Work to complete - Can you retype every record below exactly as written?

Records from a dataset:
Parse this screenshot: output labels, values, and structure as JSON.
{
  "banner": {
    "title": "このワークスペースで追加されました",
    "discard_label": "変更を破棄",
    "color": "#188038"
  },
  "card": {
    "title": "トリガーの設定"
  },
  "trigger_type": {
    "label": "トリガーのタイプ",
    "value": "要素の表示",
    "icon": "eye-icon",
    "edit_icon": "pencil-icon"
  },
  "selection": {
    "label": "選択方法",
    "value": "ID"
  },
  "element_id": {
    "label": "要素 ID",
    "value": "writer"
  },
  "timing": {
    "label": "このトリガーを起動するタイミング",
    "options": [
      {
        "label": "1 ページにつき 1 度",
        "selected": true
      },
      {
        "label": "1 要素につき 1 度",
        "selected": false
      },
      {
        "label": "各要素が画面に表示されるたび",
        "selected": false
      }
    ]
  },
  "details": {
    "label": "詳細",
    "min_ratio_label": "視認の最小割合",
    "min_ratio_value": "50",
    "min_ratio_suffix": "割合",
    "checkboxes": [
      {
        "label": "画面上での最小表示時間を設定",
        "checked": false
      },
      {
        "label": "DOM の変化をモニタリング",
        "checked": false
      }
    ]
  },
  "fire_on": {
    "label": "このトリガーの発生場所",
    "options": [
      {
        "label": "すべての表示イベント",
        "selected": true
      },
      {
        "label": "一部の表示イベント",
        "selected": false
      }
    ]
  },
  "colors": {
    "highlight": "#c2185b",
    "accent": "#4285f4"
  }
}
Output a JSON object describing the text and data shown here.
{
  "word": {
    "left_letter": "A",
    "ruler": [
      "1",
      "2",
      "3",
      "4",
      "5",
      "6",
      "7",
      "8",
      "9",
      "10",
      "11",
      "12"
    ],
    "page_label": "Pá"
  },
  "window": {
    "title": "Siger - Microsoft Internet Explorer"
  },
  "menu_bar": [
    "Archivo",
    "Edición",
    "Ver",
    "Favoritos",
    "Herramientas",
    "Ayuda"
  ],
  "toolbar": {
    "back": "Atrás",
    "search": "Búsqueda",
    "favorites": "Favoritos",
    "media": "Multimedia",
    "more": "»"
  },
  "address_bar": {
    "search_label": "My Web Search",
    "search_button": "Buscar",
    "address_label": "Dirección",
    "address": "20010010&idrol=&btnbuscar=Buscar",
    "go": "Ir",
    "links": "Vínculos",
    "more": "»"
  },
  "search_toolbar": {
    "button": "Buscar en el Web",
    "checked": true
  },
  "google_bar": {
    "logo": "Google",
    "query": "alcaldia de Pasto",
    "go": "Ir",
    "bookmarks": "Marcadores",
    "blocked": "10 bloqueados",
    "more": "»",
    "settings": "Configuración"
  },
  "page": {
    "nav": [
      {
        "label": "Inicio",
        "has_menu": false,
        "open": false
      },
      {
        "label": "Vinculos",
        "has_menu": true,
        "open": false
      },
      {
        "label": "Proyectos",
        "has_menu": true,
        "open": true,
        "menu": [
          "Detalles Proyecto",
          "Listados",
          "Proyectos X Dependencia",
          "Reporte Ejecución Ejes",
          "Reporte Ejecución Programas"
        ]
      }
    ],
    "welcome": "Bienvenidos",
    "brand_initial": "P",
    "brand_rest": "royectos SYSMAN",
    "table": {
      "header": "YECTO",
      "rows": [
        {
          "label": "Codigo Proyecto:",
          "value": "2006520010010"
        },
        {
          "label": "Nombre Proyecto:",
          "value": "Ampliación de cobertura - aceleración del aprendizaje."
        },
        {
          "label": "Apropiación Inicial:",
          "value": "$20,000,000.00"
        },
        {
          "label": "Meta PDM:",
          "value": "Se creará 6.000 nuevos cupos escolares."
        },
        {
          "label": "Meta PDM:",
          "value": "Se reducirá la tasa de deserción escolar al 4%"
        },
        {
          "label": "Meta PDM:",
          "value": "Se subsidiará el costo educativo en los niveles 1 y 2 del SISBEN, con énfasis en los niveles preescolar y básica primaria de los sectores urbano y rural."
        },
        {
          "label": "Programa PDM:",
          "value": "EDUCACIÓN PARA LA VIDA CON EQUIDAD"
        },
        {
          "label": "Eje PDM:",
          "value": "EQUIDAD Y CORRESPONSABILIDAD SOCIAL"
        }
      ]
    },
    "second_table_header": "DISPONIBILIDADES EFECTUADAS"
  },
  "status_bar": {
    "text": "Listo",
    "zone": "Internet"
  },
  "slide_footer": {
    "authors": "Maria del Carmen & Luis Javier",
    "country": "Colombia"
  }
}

Output below -
Parse this screenshot: output labels, values, and structure as JSON.
{
  "banner": {
    "title": "このワークスペースで追加されました",
    "discard_label": "変更を破棄",
    "color": "#188038"
  },
  "card": {
    "title": "トリガーの設定"
  },
  "trigger_type": {
    "label": "トリガーのタイプ",
    "value": "要素の表示",
    "icon": "eye-icon",
    "edit_icon": "pencil-icon"
  },
  "selection": {
    "label": "選択方法",
    "value": "ID"
  },
  "element_id": {
    "label": "要素 ID",
    "value": "writer"
  },
  "timing": {
    "label": "このトリガーを起動するタイミング",
    "options": [
      {
        "label": "1 ページにつき 1 度",
        "selected": true
      },
      {
        "label": "1 要素につき 1 度",
        "selected": false
      },
      {
        "label": "各要素が画面に表示されるたび",
        "selected": false
      }
    ]
  },
  "details": {
    "label": "詳細",
    "min_ratio_label": "視認の最小割合",
    "min_ratio_value": "50",
    "min_ratio_suffix": "割合",
    "checkboxes": [
      {
        "label": "画面上での最小表示時間を設定",
        "checked": false
      },
      {
        "label": "DOM の変化をモニタリング",
        "checked": false
      }
    ]
  },
  "fire_on": {
    "label": "このトリガーの発生場所",
    "options": [
      {
        "label": "すべての表示イベント",
        "selected": true
      },
      {
        "label": "一部の表示イベント",
        "selected": false
      }
    ]
  },
  "colors": {
    "highlight": "#c2185b",
    "accent": "#4285f4"
  }
}
Output a JSON object describing the text and data shown here.
{
  "word": {
    "left_letter": "A",
    "ruler": [
      "1",
      "2",
      "3",
      "4",
      "5",
      "6",
      "7",
      "8",
      "9",
      "10",
      "11",
      "12"
    ],
    "page_label": "Pá"
  },
  "window": {
    "title": "Siger - Microsoft Internet Explorer"
  },
  "menu_bar": [
    "Archivo",
    "Edición",
    "Ver",
    "Favoritos",
    "Herramientas",
    "Ayuda"
  ],
  "toolbar": {
    "back": "Atrás",
    "search": "Búsqueda",
    "favorites": "Favoritos",
    "media": "Multimedia",
    "more": "»"
  },
  "address_bar": {
    "search_label": "My Web Search",
    "search_button": "Buscar",
    "address_label": "Dirección",
    "address": "20010010&idrol=&btnbuscar=Buscar",
    "go": "Ir",
    "links": "Vínculos",
    "more": "»"
  },
  "search_toolbar": {
    "button": "Buscar en el Web",
    "checked": true
  },
  "google_bar": {
    "logo": "Google",
    "query": "alcaldia de Pasto",
    "go": "Ir",
    "bookmarks": "Marcadores",
    "blocked": "10 bloqueados",
    "more": "»",
    "settings": "Configuración"
  },
  "page": {
    "nav": [
      {
        "label": "Inicio",
        "has_menu": false,
        "open": false
      },
      {
        "label": "Vinculos",
        "has_menu": true,
        "open": false
      },
      {
        "label": "Proyectos",
        "has_menu": true,
        "open": true,
        "menu": [
          "Detalles Proyecto",
          "Listados",
          "Proyectos X Dependencia",
          "Reporte Ejecución Ejes",
          "Reporte Ejecución Programas"
        ]
      }
    ],
    "welcome": "Bienvenidos",
    "brand_initial": "P",
    "brand_rest": "royectos SYSMAN",
    "table": {
      "header": "YECTO",
      "rows": [
        {
          "label": "Codigo Proyecto:",
          "value": "2006520010010"
        },
        {
          "label": "Nombre Proyecto:",
          "value": "Ampliación de cobertura - aceleración del aprendizaje."
        },
        {
          "label": "Apropiación Inicial:",
          "value": "$20,000,000.00"
        },
        {
          "label": "Meta PDM:",
          "value": "Se creará 6.000 nuevos cupos escolares."
        },
        {
          "label": "Meta PDM:",
          "value": "Se reducirá la tasa de deserción escolar al 4%"
        },
        {
          "label": "Meta PDM:",
          "value": "Se subsidiará el costo educativo en los niveles 1 y 2 del SISBEN, con énfasis en los niveles preescolar y básica primaria de los sectores urbano y rural."
        },
        {
          "label": "Programa PDM:",
          "value": "EDUCACIÓN PARA LA VIDA CON EQUIDAD"
        },
        {
          "label": "Eje PDM:",
          "value": "EQUIDAD Y CORRESPONSABILIDAD SOCIAL"
        }
      ]
    },
    "second_table_header": "DISPONIBILIDADES EFECTUADAS"
  },
  "status_bar": {
    "text": "Listo",
    "zone": "Internet"
  },
  "slide_footer": {
    "authors": "Maria del Carmen & Luis Javier",
    "country": "Colombia"
  }
}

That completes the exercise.